## Data to process

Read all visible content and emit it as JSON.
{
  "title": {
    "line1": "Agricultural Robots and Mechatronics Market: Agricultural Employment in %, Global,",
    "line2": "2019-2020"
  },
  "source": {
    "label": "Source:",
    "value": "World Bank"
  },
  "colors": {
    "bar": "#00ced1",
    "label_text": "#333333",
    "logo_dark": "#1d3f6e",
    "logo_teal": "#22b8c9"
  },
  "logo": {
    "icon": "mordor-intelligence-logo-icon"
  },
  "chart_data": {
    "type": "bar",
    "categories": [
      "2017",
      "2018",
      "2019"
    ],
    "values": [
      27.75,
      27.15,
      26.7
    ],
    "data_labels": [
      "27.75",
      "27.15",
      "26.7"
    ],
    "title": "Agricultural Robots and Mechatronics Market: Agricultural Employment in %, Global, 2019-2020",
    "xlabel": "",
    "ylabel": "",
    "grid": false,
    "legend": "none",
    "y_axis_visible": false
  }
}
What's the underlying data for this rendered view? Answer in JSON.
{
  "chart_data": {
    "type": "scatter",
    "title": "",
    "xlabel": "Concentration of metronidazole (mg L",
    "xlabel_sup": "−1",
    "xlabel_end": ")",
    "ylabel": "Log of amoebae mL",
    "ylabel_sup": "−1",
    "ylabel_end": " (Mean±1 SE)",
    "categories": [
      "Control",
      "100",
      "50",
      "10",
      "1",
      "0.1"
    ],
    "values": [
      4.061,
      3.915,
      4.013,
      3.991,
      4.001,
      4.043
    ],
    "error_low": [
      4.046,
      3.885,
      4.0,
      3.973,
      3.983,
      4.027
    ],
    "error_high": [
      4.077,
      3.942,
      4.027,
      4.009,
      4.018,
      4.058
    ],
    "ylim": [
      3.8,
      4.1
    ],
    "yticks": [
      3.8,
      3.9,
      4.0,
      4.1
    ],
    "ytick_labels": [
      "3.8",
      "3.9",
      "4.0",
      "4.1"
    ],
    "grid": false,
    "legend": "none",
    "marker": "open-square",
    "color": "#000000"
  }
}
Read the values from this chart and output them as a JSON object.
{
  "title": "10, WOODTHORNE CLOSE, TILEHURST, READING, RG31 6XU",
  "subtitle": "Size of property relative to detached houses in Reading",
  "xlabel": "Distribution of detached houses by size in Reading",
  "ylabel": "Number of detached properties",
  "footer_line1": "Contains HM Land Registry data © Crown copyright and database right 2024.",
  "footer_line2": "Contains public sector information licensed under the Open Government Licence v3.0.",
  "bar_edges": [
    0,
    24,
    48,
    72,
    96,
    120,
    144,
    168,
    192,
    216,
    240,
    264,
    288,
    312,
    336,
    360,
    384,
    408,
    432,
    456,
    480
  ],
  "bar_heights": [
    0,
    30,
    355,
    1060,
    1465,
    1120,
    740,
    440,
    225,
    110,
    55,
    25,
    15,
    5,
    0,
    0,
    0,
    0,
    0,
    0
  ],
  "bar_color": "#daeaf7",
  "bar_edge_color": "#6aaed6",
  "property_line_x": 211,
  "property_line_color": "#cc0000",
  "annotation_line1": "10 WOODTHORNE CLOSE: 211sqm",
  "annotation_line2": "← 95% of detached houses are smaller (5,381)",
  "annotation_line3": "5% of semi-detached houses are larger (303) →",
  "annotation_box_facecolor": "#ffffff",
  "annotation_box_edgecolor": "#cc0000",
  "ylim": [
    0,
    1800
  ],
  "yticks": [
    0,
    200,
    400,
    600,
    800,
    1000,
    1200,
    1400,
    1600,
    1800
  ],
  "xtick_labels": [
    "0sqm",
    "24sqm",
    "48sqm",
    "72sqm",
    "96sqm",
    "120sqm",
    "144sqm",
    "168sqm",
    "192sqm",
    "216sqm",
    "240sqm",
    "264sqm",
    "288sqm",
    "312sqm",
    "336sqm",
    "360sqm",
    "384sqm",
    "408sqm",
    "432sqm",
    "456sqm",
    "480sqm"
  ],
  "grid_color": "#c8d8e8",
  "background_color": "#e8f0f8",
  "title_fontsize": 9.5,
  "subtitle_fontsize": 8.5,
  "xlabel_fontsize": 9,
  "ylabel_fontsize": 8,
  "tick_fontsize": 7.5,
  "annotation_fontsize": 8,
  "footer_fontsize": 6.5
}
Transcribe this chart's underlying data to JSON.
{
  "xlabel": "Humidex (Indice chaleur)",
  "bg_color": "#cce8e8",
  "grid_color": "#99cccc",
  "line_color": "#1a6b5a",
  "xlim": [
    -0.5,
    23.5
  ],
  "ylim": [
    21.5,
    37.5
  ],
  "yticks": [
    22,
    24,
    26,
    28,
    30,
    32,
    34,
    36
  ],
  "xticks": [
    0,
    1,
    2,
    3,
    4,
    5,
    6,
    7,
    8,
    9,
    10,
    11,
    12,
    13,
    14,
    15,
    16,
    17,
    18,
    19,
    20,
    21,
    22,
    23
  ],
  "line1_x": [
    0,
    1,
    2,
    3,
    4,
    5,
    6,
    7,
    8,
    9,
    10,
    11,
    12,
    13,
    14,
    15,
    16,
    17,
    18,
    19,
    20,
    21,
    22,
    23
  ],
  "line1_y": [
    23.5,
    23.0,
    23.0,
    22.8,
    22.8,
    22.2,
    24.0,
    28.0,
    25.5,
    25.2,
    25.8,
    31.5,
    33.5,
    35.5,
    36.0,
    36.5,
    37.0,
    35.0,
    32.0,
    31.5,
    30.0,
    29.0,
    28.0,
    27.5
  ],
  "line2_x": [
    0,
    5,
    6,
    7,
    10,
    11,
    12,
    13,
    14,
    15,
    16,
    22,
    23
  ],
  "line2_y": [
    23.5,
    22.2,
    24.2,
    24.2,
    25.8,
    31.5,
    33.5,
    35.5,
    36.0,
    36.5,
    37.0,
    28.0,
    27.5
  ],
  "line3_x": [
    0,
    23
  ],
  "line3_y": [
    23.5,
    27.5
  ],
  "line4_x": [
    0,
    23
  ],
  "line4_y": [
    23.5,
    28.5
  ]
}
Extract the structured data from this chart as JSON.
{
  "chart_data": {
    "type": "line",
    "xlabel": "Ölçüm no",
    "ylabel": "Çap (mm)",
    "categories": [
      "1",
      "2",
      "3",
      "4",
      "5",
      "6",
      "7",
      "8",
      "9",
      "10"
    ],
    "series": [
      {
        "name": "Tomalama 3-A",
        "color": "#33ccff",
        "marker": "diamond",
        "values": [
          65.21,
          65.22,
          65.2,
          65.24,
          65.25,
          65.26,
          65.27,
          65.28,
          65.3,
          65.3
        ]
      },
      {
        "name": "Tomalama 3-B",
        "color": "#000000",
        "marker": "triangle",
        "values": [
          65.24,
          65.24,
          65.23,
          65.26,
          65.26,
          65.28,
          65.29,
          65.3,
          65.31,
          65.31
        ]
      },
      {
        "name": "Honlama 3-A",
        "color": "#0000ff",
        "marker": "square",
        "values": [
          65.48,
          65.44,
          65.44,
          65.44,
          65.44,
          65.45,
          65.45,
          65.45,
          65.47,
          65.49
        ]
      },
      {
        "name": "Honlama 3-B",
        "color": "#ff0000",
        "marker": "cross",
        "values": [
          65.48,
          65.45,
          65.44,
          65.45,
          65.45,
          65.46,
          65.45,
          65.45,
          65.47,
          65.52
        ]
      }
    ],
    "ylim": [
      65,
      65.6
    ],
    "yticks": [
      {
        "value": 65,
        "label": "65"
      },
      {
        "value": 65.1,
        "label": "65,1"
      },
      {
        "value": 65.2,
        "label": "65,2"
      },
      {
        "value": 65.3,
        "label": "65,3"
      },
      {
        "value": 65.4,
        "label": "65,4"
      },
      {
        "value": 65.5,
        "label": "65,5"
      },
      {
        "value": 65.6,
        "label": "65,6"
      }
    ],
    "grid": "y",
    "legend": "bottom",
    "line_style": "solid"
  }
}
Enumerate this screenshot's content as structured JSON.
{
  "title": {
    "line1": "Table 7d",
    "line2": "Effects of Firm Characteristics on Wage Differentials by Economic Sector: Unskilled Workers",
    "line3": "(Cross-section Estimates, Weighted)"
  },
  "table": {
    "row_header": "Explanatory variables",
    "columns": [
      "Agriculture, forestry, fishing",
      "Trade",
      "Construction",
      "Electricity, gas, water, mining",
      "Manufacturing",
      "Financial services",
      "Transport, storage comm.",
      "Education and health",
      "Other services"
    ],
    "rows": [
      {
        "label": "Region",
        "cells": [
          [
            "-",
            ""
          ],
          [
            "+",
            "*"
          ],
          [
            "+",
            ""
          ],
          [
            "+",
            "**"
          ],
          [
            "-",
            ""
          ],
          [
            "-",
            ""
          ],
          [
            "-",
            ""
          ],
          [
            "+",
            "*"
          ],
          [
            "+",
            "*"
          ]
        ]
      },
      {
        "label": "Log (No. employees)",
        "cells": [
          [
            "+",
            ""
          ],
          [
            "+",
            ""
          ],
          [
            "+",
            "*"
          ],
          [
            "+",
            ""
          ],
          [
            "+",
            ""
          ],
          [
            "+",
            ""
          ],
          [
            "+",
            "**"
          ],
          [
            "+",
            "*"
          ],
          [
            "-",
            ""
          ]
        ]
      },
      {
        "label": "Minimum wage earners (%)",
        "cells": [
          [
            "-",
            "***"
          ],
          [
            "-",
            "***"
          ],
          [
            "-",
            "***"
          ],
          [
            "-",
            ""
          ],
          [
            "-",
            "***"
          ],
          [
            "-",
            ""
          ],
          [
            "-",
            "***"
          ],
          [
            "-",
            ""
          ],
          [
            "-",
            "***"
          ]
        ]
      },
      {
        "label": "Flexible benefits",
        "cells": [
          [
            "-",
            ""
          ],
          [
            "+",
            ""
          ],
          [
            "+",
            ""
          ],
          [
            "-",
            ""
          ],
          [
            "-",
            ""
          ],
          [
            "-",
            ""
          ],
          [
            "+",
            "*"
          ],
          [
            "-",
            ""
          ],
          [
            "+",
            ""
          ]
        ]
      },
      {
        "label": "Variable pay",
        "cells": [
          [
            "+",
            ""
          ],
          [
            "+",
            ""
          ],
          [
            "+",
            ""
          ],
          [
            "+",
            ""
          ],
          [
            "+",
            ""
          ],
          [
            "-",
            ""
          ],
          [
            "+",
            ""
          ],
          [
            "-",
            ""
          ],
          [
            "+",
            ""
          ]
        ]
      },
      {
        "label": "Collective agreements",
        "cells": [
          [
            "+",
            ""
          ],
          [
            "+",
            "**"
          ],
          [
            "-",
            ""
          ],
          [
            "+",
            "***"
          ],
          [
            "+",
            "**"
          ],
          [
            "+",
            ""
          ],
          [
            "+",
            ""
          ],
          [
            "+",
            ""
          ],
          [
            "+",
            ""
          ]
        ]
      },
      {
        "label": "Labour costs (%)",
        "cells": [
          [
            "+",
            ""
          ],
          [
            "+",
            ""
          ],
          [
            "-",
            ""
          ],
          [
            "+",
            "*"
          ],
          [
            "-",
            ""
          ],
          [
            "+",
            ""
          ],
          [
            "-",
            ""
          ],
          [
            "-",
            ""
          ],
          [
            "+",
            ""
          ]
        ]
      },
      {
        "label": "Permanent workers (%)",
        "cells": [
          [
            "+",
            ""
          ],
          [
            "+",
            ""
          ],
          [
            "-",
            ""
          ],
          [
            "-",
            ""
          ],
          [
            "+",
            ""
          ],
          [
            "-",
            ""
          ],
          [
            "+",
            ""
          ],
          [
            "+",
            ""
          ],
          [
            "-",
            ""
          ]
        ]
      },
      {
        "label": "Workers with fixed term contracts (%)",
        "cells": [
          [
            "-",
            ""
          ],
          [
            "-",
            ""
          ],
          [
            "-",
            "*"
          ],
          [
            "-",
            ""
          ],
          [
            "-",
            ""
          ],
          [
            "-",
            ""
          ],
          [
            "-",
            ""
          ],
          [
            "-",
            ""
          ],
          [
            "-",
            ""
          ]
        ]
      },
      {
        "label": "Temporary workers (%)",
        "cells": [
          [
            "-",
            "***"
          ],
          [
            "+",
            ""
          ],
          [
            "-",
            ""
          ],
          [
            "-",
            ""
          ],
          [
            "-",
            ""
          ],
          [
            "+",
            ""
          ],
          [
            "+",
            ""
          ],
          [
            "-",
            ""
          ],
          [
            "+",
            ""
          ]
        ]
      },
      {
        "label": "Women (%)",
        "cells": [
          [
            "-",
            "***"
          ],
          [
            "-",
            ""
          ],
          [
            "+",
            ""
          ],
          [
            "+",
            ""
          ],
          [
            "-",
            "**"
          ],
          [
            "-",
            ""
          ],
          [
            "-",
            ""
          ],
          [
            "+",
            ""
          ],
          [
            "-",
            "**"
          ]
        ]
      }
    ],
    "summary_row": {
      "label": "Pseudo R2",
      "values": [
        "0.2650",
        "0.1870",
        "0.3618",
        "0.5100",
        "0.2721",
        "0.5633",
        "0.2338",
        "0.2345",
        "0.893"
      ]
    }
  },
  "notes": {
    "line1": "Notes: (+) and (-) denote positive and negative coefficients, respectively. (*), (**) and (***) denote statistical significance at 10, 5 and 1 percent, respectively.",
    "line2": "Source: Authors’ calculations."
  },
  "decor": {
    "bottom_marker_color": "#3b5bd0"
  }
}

## What you should do
Every line of the records that includes the word "name" should be gathered.

## Finished exercise
        "name": "Tomalama 3-A",
        "name": "Tomalama 3-B",
        "name": "Honlama 3-A",
        "name": "Honlama 3-B",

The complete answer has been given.